Textauszug:
● ● ● ● ● ● ●

Weil er als Obergerichtsvollzieher rund 240.000 Euro veruntreut haben soll, ist ein 65-Jähriger zu zwei Jahren Haft auf Bewährung verurteilt worden. Der Angeklagte habe in 107 Fällen Beträge, die von Schuldnern auf das Gerichtsvollzieher-Dienstkonto eingezahlt wurden, auf von ihm privat genutzte Konten überwiesen, begründete das Amtsgericht Berlin-Tiergarten am Montag. Zudem wurde die Einziehung von rund 120.000 Euro angeordnet. Der suspendierte Beamte hatte gestanden und von Überlastung gesprochen.

Der Angeklagte habe in der Zeit von Januar 2016 bis September 2018 immer wieder Gelder „verpackt in Sammelüberweisungen“ nicht ordnungsgemäß weitergeleitet, hieß es weiter im Urteil. Es handele sich um ein „Dienstvergehen von erheblichem Gewicht“. Bei der verhängten Strafe habe das Gericht berücksichtigt, dass sich der Angeklagte damals in einer schwierigen persönlichen Lage befand und eine verminderte Steuerungsfähigkeit nicht auszuschließen sei. Der Mann habe inzwischen zudem 120.000 Euro zurückgezahlt und sei „finanziell und beruflich am Ende“.

Die Staatsanwältin hatte ein Jahr und zehn Monate Haft auf Bewährung verlangt. Der Anwalt plädierte auf eine Strafe von unter einem Jahr auf Bewährung. Das Urteil ist noch nicht rechtskräftig.

● ● ● ● ● ● ●

Entnommene Einträge:
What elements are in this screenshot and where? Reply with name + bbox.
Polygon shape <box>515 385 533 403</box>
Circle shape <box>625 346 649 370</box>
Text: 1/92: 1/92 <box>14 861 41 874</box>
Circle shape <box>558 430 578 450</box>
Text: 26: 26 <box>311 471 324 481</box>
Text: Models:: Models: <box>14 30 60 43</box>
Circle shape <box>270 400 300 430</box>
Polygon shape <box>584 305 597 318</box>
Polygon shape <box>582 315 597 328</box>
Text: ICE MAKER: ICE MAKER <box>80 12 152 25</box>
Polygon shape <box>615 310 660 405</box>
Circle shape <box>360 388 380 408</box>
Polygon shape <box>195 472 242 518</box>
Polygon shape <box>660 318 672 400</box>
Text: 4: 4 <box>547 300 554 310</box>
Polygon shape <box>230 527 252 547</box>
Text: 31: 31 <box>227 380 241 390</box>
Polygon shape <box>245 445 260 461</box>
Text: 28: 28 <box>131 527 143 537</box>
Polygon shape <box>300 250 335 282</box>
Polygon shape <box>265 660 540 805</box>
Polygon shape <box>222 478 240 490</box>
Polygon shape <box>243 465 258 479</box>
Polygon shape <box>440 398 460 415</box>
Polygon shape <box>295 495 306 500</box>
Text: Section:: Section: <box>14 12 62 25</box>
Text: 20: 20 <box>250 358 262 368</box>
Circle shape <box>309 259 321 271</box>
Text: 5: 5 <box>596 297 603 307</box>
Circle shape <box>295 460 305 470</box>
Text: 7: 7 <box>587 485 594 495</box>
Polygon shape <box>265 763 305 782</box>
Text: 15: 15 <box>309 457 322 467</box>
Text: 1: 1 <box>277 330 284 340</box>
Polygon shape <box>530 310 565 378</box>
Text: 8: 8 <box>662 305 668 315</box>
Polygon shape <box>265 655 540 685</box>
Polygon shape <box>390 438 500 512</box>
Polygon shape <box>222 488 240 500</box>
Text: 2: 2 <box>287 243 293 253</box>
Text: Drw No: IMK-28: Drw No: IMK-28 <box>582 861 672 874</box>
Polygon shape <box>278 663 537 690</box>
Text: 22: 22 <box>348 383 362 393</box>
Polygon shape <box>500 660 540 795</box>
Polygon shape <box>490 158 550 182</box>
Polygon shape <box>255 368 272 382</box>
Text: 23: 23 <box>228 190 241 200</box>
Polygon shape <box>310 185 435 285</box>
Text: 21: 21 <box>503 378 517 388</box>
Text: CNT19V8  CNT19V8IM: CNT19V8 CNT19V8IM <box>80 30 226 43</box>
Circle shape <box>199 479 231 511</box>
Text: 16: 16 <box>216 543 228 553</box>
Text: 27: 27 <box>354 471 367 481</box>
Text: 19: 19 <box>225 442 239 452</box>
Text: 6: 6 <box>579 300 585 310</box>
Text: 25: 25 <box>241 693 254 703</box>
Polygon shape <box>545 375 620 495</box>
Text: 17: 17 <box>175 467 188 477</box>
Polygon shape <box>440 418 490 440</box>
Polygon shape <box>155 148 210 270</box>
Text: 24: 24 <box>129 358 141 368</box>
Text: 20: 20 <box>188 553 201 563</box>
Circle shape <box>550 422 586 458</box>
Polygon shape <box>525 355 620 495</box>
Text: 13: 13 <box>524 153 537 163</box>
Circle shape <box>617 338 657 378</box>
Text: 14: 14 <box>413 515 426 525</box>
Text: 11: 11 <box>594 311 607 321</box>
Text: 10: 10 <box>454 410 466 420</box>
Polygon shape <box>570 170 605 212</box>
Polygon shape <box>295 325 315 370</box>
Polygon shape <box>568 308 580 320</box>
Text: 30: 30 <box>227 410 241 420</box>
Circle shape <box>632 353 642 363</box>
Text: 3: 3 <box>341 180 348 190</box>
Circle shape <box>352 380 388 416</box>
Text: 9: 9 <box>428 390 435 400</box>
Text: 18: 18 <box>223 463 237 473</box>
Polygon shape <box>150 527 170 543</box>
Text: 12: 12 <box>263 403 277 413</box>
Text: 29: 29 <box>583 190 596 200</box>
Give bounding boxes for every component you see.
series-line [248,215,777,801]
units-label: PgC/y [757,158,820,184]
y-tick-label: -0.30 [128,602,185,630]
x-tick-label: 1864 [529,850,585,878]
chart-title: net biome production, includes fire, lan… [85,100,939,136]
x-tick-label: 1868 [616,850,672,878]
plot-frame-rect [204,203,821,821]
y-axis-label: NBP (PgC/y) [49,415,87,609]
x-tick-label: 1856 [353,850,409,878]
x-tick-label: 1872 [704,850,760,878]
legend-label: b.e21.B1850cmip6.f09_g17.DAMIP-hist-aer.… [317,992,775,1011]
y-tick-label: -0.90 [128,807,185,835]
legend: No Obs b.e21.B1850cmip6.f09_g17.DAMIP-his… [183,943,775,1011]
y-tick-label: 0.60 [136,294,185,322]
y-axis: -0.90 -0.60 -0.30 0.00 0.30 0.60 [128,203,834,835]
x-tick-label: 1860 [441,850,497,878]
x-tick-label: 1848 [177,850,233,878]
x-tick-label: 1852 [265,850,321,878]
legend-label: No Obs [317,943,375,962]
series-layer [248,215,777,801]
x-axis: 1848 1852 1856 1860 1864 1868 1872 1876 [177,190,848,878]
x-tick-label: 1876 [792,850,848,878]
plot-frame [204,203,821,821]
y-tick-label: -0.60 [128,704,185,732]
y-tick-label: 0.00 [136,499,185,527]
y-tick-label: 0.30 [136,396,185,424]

● ● ● ● ● ● ●

Beantworte anhand des Berichts über das Urteil gegen den Obergerichtsvollzieher:
(a) In wie vielen Fällen soll der Angeklagte Beträge auf privat genutzte Konten überwiesen haben?
(b) In welchem Zeitraum leitete er laut Urteil Gelder nicht ordnungsgemäß weiter?
(c) Welche Strafe hatte die Staatsanwältin verlangt?
Die Einträge spielen hierfür keine Rolle.

(a) In 107 Fällen.
(b) Von Januar 2016 bis September 2018.
(c) Ein Jahr und zehn Monate Haft auf Bewährung.